**TASK OBJECTIVE**
Only a number is required: how many lines of the material contain the word "instruktorzy"?

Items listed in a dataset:
══════
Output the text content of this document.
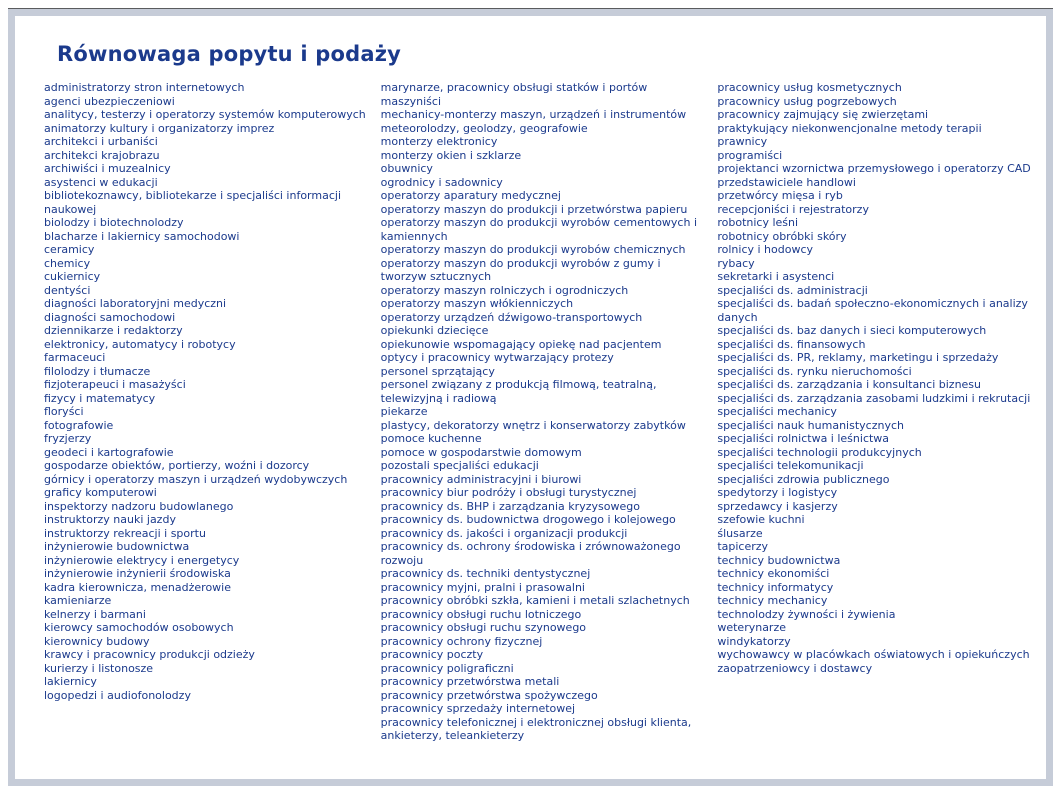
Równowaga popytu i podaży
administratorzy stron internetowych
agenci ubezpieczeniowi
analitycy, testerzy i operatorzy systemów komputerowych
animatorzy kultury i organizatorzy imprez
architekci i urbaniści
architekci krajobrazu
archiwiści i muzealnicy
asystenci w edukacji
bibliotekoznawcy, bibliotekarze i specjaliści informacji naukowej
biolodzy i biotechnolodzy
blacharze i lakiernicy samochodowi
ceramicy
chemicy
cukiernicy
dentyści
diagności laboratoryjni medyczni
diagności samochodowi
dziennikarze i redaktorzy
elektronicy, automatycy i robotycy
farmaceuci
filolodzy i tłumacze
fizjoterapeuci i masażyści
fizycy i matematycy
floryści
fotografowie
fryzjerzy
geodeci i kartografowie
gospodarze obiektów, portierzy, woźni i dozorcy
górnicy i operatorzy maszyn i urządzeń wydobywczych
graficy komputerowi
inspektorzy nadzoru budowlanego
instruktorzy nauki jazdy
instruktorzy rekreacji i sportu
inżynierowie budownictwa
inżynierowie elektrycy i energetycy
inżynierowie inżynierii środowiska
kadra kierownicza, menadżerowie
kamieniarze
kelnerzy i barmani
kierowcy samochodów osobowych
kierownicy budowy
krawcy i pracownicy produkcji odzieży
kurierzy i listonosze
lakiernicy
logopedzi i audiofonolodzy
marynarze, pracownicy obsługi statków i portów
maszyniści
mechanicy-monterzy maszyn, urządzeń i instrumentów
meteorolodzy, geolodzy, geografowie
monterzy elektronicy
monterzy okien i szklarze
obuwnicy
ogrodnicy i sadownicy
operatorzy aparatury medycznej
operatorzy maszyn do produkcji i przetwórstwa papieru
operatorzy maszyn do produkcji wyrobów cementowych i kamiennych
operatorzy maszyn do produkcji wyrobów chemicznych
operatorzy maszyn do produkcji wyrobów z gumy i tworzyw sztucznych
operatorzy maszyn rolniczych i ogrodniczych
operatorzy maszyn włókienniczych
operatorzy urządzeń dźwigowo-transportowych
opiekunki dziecięce
opiekunowie wspomagający opiekę nad pacjentem
optycy i pracownicy wytwarzający protezy
personel sprzątający
personel związany z produkcją filmową, teatralną, telewizyjną i radiową
piekarze
plastycy, dekoratorzy wnętrz i konserwatorzy zabytków
pomoce kuchenne
pomoce w gospodarstwie domowym
pozostali specjaliści edukacji
pracownicy administracyjni i biurowi
pracownicy biur podróży i obsługi turystycznej
pracownicy ds. BHP i zarządzania kryzysowego
pracownicy ds. budownictwa drogowego i kolejowego
pracownicy ds. jakości i organizacji produkcji
pracownicy ds. ochrony środowiska i zrównoważonego rozwoju
pracownicy ds. techniki dentystycznej
pracownicy myjni, pralni i prasowalni
pracownicy obróbki szkła, kamieni i metali szlachetnych
pracownicy obsługi ruchu lotniczego
pracownicy obsługi ruchu szynowego
pracownicy ochrony fizycznej
pracownicy poczty
pracownicy poligraficzni
pracownicy przetwórstwa metali
pracownicy przetwórstwa spożywczego
pracownicy sprzedaży internetowej
pracownicy telefonicznej i elektronicznej obsługi klienta, ankieterzy, teleankieterzy
pracownicy usług kosmetycznych
pracownicy usług pogrzebowych
pracownicy zajmujący się zwierzętami
praktykujący niekonwencjonalne metody terapii
prawnicy
programiści
projektanci wzornictwa przemysłowego i operatorzy CAD
przedstawiciele handlowi
przetwórcy mięsa i ryb
recepcjoniści i rejestratorzy
robotnicy leśni
robotnicy obróbki skóry
rolnicy i hodowcy
rybacy
sekretarki i asystenci
specjaliści ds. administracji
specjaliści ds. badań społeczno-ekonomicznych i analizy danych
specjaliści ds. baz danych i sieci komputerowych
specjaliści ds. finansowych
specjaliści ds. PR, reklamy, marketingu i sprzedaży
specjaliści ds. rynku nieruchomości
specjaliści ds. zarządzania i konsultanci biznesu
specjaliści ds. zarządzania zasobami ludzkimi i rekrutacji
specjaliści mechanicy
specjaliści nauk humanistycznych
specjaliści rolnictwa i leśnictwa
specjaliści technologii produkcyjnych
specjaliści telekomunikacji
specjaliści zdrowia publicznego
spedytorzy i logistycy
sprzedawcy i kasjerzy
szefowie kuchni
ślusarze
tapicerzy
technicy budownictwa
technicy ekonomiści
technicy informatycy
technicy mechanicy
technolodzy żywności i żywienia
weterynarze
windykatorzy
wychowawcy w placówkach oświatowych i opiekuńczych
zaopatrzeniowcy i dostawcy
══════
**ANSWER TO THIS TASK**
2